▶ Data items
☆ ☆ ☆

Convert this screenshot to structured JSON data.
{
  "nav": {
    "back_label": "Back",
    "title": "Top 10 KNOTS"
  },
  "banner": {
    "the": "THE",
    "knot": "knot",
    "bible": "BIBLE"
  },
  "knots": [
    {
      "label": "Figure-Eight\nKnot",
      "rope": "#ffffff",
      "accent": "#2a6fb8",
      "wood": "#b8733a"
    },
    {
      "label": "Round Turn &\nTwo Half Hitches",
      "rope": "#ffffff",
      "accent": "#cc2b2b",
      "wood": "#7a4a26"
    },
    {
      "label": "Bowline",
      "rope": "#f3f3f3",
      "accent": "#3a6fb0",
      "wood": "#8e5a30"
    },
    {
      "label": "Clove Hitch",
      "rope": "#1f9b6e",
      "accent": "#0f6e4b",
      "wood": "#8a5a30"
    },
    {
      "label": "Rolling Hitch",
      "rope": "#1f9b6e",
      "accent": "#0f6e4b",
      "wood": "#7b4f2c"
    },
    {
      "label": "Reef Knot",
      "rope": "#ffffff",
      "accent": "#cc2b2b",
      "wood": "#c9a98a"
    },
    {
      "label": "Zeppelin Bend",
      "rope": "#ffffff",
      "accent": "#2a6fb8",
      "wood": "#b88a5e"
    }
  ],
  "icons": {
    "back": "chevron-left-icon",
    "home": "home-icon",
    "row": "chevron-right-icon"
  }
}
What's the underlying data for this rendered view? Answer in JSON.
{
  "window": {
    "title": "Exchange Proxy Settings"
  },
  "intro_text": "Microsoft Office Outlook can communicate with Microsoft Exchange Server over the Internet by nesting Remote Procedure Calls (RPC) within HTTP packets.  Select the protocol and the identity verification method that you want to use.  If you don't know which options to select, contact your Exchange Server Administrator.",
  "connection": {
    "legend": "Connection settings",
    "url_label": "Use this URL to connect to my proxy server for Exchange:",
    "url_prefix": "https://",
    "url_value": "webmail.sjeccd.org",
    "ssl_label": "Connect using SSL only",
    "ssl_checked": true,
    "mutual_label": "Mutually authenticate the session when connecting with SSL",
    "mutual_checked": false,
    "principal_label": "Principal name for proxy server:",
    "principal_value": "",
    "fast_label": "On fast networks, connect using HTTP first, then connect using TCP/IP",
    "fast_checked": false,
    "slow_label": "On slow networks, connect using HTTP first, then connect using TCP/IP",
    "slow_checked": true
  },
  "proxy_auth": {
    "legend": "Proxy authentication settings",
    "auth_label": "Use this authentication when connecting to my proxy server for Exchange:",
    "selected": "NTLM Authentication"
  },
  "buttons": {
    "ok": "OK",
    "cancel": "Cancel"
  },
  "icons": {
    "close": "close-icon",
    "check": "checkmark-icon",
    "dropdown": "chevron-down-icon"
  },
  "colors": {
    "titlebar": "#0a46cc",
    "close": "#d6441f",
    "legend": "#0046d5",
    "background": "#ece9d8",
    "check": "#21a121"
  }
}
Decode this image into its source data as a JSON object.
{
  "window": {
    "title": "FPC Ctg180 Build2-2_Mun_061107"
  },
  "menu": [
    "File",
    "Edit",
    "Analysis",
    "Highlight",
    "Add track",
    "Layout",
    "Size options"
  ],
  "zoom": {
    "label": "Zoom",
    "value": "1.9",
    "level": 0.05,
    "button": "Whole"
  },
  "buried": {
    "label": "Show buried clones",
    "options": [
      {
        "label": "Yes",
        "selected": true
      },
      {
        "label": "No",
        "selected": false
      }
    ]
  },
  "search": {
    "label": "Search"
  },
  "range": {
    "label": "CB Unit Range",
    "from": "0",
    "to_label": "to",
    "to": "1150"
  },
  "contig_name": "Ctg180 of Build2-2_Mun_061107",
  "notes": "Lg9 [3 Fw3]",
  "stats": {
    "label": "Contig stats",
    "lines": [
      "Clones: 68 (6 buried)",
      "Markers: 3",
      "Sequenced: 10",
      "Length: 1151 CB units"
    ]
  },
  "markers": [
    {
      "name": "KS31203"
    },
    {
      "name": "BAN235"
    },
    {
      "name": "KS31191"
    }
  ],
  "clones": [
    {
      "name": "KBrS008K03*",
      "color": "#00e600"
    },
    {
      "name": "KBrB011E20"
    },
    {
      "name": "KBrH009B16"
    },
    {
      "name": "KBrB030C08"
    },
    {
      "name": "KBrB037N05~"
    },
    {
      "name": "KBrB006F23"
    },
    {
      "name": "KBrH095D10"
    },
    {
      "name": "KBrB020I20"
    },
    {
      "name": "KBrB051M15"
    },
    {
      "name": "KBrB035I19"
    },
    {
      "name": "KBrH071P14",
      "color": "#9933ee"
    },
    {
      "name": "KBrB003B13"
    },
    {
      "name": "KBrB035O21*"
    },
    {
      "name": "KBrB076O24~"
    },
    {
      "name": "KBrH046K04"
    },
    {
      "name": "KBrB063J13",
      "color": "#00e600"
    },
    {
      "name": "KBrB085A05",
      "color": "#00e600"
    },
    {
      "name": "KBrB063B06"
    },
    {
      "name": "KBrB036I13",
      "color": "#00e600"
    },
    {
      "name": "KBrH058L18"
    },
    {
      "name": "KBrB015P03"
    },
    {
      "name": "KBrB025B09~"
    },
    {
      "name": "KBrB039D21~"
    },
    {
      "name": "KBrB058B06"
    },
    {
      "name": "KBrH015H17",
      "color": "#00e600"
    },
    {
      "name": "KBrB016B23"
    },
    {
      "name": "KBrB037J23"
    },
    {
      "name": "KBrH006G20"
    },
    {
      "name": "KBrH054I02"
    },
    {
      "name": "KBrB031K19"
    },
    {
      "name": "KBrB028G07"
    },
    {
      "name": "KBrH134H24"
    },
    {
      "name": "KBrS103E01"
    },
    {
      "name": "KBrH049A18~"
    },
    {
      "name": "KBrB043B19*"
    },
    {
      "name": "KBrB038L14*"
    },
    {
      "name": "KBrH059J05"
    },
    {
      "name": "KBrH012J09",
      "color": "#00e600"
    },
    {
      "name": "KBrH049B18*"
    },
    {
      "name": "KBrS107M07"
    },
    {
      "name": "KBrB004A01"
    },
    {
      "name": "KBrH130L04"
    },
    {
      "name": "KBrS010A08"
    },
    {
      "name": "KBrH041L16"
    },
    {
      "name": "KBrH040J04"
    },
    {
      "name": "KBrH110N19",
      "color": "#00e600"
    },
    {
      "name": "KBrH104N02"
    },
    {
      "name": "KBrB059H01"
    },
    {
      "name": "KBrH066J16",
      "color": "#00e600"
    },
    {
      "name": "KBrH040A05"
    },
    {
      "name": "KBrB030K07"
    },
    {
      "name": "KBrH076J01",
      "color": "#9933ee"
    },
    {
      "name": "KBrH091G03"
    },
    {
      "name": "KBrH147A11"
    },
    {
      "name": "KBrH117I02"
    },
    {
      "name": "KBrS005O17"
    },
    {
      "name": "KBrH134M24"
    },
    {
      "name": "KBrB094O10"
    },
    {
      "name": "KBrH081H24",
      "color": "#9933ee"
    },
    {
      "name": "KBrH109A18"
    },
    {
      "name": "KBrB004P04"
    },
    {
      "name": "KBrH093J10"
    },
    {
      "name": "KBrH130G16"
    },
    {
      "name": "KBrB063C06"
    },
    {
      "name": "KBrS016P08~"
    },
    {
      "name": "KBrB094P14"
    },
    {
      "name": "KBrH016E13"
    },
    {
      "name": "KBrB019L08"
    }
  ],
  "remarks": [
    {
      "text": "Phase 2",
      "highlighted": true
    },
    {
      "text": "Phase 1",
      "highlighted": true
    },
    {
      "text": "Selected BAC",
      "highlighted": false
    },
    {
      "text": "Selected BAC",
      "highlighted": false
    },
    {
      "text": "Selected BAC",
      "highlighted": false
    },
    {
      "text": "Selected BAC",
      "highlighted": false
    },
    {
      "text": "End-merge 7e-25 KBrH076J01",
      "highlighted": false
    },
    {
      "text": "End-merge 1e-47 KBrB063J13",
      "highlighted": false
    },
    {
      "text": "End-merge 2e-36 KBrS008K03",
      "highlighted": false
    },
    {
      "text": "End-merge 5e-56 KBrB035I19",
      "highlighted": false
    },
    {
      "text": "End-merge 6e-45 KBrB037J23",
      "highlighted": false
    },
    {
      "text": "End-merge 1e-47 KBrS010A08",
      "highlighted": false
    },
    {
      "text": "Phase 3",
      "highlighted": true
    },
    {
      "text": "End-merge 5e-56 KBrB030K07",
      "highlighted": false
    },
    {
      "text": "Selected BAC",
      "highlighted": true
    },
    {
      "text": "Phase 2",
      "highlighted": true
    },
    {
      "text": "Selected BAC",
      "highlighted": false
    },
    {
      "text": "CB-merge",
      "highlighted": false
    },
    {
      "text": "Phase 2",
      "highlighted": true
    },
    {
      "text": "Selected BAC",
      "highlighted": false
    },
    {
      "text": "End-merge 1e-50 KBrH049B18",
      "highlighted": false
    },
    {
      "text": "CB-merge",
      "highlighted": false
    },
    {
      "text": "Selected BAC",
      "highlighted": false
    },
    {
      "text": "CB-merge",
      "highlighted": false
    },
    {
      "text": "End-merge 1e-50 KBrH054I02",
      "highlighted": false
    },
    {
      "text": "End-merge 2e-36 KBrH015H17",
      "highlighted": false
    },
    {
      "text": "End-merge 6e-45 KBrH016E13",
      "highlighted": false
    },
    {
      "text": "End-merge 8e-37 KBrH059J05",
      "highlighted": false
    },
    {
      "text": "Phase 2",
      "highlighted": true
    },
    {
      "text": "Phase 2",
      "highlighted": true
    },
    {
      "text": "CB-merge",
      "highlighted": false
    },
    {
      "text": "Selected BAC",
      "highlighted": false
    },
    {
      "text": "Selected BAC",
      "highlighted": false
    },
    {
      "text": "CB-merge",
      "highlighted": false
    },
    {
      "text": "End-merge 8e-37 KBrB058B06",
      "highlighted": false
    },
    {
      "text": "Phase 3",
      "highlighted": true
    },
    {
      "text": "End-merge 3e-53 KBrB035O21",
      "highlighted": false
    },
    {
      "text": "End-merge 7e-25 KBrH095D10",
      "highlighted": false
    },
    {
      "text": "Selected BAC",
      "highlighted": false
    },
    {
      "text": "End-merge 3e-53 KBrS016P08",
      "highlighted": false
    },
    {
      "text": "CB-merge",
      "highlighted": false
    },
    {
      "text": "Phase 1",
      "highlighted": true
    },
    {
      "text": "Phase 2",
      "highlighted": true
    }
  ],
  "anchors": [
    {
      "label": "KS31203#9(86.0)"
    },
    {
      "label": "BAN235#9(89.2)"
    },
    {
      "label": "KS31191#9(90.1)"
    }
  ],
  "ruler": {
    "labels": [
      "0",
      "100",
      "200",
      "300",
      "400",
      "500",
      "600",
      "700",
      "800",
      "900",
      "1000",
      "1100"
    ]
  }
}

☆ ☆ ☆

▶ Written instruction
Search the records for the string "when" and return every line in which it occurs.

▶ Answer in full
    "mutual_label": "Mutually authenticate the session when connecting with SSL",
    "auth_label": "Use this authentication when connecting to my proxy server for Exchange:",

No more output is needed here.